§ **Challenge**:
Give only the number of lines in the data that contain the word "time".

Dataset excerpt:

··········

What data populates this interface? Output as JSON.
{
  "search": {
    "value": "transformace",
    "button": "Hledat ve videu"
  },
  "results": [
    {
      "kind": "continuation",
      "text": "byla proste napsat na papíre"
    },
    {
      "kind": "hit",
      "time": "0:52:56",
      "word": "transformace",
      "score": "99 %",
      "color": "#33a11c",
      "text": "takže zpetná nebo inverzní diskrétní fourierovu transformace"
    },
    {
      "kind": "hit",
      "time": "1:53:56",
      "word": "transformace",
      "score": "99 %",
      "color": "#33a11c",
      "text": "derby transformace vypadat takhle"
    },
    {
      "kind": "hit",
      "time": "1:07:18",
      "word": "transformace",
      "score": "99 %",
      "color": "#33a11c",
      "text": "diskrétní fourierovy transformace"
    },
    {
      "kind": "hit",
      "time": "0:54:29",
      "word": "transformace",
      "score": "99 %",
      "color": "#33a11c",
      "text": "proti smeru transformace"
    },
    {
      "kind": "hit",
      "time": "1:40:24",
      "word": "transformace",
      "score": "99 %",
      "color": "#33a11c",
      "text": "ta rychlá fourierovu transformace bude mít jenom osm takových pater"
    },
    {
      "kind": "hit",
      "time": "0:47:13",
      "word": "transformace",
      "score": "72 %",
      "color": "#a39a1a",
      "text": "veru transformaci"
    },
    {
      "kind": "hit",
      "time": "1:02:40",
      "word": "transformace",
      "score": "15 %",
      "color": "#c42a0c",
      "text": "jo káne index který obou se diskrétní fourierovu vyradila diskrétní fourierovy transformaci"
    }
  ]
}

··········

§ **Full response**:
7